Aux États-Unis, en Grande-Bretagne et de plus en plus ailleurs, l'artiste est jeté à la merci du «libre marché», alors que le soutien de l'État aux arts est réduit ou éliminé. Les entreprises et les gouvernements – directement et indirectement – demandent des films et des émissions de télévision qui conviennent à leurs objectifs brutaux, à la défense du profit, à la guerre et à «l'intérêt national».

La réalisation d'un film est une entreprise coûteuse, à forte intensité de main-d'œuvre et une activité de coopération sociale. Elle exige la mobilisation de ressources artistiques et techniques considérables. Trouver des fonds pour la production d'un film vraiment «indépendant» ou d'opposition et aller jusqu'au bout est un processus épuisant à l'heure actuelle. De nombreuses barrières, délibérément placées ou non, se dressent entre le cinéaste et son public cible.

L'atmosphère intellectuelle accumulée dans les milieux «cultivés», bohémiens ou universitaires, n'est pas saine non plus. On attend de chaque artiste qu'il rende avant tout hommage à l'identité raciale ou sexuelle comme question de vie ou de mort dans l'existence contemporaine. La disgrâce et l'exclusion sont le prix à payer pour s'opposer à ce programme pourri.

Lorsque le cinéaste sud-coréen Bong Joon-ho (Parasite) a affirmé que «tous les artistes ... sont toujours intéressés par les classes sociales, 24 heures sur 24, 7 jours sur 7, je pense qu'il serait en fait étrange que nous ne le soyons pas» et que «nous avons tous des antennes très sensibles aux classes, en général», il exprimait, malheureusement, un point de vue nettement minoritaire.

(DÉTAILS DU PROBLÈME)
Rédigez la suite du texte sur le cinéma en reprenant juste après sa dernière phrase. Les lignes de données n'ont aucun lien avec le texte sur le cinéma.

(DONNÉES FOURNIES)
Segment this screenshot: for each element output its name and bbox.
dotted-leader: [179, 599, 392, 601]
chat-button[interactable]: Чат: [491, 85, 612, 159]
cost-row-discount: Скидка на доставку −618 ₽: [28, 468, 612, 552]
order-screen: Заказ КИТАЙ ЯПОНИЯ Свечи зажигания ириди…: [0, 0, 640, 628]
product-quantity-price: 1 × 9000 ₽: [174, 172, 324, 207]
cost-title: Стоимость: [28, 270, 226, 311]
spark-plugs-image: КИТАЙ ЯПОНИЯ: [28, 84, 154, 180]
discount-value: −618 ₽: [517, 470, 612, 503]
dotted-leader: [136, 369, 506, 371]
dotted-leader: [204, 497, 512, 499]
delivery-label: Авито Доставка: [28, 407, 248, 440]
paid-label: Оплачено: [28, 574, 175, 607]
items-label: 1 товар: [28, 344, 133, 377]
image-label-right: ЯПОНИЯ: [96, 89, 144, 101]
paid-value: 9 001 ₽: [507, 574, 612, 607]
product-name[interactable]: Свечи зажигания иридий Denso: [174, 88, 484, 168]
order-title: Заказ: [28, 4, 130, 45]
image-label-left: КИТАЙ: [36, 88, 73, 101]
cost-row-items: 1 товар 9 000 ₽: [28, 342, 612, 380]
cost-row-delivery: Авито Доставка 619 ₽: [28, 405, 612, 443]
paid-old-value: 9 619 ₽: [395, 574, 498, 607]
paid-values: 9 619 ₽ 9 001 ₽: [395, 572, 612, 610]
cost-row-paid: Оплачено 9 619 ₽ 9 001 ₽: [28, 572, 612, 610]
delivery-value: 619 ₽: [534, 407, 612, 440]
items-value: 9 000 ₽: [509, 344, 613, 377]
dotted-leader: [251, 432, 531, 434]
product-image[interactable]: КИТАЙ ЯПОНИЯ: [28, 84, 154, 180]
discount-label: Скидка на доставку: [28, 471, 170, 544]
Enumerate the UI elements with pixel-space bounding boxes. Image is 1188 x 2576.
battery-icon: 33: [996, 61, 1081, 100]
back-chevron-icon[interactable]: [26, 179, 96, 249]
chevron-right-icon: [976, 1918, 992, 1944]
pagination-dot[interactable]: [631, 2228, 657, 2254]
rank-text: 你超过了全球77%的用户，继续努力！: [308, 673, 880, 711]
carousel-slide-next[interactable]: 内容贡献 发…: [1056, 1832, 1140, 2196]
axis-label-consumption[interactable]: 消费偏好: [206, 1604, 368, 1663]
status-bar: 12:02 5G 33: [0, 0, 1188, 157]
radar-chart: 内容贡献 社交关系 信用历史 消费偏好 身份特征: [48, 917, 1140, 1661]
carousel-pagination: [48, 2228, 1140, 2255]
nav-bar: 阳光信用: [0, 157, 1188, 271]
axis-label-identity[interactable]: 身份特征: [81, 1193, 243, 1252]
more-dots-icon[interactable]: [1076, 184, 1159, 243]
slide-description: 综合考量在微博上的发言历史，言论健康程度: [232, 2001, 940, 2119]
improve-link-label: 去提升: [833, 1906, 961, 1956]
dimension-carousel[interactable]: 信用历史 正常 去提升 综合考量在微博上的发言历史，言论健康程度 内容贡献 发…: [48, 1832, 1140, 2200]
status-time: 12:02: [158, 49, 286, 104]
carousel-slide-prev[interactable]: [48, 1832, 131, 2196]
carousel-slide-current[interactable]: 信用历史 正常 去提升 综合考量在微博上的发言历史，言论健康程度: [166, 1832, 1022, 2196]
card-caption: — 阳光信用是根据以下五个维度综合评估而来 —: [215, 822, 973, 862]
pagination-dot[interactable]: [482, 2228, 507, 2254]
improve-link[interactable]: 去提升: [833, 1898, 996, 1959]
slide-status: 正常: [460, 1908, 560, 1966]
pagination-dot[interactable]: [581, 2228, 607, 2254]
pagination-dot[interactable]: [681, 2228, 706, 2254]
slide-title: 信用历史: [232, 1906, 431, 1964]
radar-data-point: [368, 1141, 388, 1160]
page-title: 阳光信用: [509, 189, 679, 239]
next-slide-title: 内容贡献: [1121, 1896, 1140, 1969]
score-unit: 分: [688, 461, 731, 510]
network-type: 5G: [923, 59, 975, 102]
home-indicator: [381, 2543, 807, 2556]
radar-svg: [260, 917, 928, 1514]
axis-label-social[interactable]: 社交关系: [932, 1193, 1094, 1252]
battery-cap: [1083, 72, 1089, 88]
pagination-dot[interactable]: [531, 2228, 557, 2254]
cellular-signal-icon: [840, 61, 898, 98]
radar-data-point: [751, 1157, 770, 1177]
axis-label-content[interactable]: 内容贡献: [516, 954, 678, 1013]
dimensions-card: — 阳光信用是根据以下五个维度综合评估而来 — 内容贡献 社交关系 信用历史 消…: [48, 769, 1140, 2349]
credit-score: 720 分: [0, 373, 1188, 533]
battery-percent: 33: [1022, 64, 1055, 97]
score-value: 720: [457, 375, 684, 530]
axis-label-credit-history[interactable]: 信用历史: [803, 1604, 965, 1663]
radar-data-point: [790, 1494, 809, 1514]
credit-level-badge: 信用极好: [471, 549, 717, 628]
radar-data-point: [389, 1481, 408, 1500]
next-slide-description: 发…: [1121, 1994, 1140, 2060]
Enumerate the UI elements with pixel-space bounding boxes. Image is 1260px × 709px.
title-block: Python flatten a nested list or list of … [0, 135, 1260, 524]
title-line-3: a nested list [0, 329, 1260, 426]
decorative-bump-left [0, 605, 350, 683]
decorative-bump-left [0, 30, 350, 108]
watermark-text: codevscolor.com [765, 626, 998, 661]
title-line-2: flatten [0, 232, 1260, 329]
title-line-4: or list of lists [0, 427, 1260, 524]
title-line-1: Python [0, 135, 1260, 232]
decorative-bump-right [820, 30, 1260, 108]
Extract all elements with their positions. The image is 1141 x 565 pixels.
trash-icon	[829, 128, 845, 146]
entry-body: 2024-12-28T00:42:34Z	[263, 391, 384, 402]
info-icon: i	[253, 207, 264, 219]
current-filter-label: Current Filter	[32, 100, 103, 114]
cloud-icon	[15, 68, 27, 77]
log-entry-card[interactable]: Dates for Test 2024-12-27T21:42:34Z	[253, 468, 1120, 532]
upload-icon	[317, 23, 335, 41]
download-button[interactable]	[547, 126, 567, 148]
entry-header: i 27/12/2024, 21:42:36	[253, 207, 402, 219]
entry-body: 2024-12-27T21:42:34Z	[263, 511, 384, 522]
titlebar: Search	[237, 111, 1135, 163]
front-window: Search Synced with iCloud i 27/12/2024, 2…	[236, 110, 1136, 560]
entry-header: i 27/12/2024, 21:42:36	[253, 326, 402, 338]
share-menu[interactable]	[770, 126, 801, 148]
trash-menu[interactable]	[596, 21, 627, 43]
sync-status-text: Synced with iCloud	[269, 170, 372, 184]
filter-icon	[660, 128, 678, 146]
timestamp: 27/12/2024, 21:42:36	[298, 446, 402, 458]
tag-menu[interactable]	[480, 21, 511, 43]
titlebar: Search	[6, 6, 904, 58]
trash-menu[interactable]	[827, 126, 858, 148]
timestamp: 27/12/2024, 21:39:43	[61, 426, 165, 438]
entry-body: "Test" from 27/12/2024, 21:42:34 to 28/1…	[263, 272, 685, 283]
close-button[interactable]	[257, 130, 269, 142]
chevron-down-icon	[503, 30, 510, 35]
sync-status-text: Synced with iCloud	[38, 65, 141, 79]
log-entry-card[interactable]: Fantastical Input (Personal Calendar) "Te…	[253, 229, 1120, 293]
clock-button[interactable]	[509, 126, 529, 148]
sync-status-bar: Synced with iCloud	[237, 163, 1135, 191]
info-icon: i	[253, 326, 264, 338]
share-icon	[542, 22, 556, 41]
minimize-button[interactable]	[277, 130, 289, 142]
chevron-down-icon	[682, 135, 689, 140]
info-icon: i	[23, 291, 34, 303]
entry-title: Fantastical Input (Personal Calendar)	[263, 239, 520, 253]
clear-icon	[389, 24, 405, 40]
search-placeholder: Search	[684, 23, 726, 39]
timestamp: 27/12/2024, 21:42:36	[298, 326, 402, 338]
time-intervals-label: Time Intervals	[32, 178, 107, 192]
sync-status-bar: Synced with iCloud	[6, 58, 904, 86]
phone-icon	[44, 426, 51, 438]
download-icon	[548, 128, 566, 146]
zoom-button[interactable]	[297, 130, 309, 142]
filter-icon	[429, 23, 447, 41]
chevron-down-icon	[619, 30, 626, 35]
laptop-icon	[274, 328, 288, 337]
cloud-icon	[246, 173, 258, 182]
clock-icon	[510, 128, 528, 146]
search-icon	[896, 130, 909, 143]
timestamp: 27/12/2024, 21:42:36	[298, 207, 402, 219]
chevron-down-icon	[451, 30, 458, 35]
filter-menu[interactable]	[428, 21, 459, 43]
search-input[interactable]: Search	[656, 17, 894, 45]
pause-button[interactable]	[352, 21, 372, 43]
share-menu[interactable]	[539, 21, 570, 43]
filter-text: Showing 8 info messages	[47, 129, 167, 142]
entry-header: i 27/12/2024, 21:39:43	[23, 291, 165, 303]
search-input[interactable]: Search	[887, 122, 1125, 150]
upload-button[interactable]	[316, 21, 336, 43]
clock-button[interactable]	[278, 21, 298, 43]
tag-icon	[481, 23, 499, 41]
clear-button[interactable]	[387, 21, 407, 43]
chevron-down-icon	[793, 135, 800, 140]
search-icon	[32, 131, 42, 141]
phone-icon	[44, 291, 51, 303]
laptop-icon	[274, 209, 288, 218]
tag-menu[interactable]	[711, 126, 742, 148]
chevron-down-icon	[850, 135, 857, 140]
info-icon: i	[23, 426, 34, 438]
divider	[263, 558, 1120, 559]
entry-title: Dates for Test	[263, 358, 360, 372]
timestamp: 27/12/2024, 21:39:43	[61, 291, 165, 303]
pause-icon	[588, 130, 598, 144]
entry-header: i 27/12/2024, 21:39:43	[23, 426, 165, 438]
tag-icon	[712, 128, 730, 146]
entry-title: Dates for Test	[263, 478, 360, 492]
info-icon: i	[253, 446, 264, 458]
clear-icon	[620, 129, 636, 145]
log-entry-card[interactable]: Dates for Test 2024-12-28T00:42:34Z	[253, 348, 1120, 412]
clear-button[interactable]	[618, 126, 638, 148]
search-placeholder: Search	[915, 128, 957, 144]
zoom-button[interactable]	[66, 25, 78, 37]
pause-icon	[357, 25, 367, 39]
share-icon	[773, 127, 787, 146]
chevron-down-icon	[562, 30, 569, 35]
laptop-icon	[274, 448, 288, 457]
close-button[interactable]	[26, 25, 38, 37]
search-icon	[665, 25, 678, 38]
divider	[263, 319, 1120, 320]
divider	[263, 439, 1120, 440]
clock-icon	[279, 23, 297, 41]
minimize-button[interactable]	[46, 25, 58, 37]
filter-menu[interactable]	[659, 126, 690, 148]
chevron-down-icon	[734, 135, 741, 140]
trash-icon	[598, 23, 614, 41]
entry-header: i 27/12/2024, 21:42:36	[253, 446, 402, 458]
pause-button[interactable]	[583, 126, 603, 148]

(RÉSULTAT CI-DESSOUS)
Chaque œuvre d'art, même la plus banale, reflète l'époque et la société dans laquelle elle a été créée. Que pourrait-elle refléter d'autre? La question décisive est de savoir si elle le fait de manière riche, stimulante et critique. C'est la responsabilité centrale de l'artiste, même si, comme l'a fait remarquer le romancier russe Léon Tolstoï, «il est très difficile de dire la vérité».

Au cours des dernières décennies, les artistes, en raison de conditions intellectuelles et politiques défavorables, se sont largement contentés de refléter passivement et sans esprit critique les conditions immédiates dans lesquelles ils se trouvaient, sans les examiner ou les contester sérieusement. Pire encore, trop souvent, comme dans les films de Quentin Tarantino, de Lars von Trier, le «cinéma du corps» français, les films d'horreur japonais et de gangsters, etc., ils se vautrent dans la confusion et la désorientation qui règnent dans de nombreux cercles petits-bourgeois.

Mahershala Ali et Viggo Mortensen dans Green Book (2018)

Sans minimiser les immenses problèmes, la dernière décennie a incontestablement été témoin d'un travail plus intéressant au cinéma que la précédente. L'état menaçant ou injuste de la société contemporaine a obligé un certain nombre de cinéastes, tout d'abord, à regarder l'histoire plus attentivement. On peut citer, par exemple, Peterloo (2018) de Mike Leigh, Sealed Lips (2018) de Bernd Böhlich, The Young Karl Marx (2017) de Raoul Peck, Free State of Jones (2016) de Gary Ross, The Chosen (2016) d'Antonio Chavarrías, The People vs. Fritz Bauer de Lars Kraume (2015), Labyrinth of Lies de Giulio Ricciarelli (2014) et Lincoln de Steven Spielberg (2012).

Aux États-Unis, nous n'avons pas pu voir jusqu'à présent l'un des films historiques les plus importants de la dernière décennie, la version de l'affaire Dreyfus de Roman Polanski, J'accuse (An Officer and a Spy, 2019). Les militants antidémocratiques et répressifs de #MeToo ont intimidé les distributeurs potentiels et empêché la projection du film en Amérique du Nord.

Selon le Hollywood Reporter, lorsque le film de Polanski a été présenté aux acheteurs de films sélectionnés au Festival de Cannes en mai dernier, «les acheteurs nationaux l’ont largement snobé. Un cadre d'un distributeur de prestige aux États-Unis n’est pas allé à la présentation. “Aucun intérêt”, a déclaré l'acheteur. Un autre acheteur américain a également ignoré l'invitation. “Il n'est pas possible de sortir ce film aux États-Unis pour l'instant”, a expliqué le directeur.»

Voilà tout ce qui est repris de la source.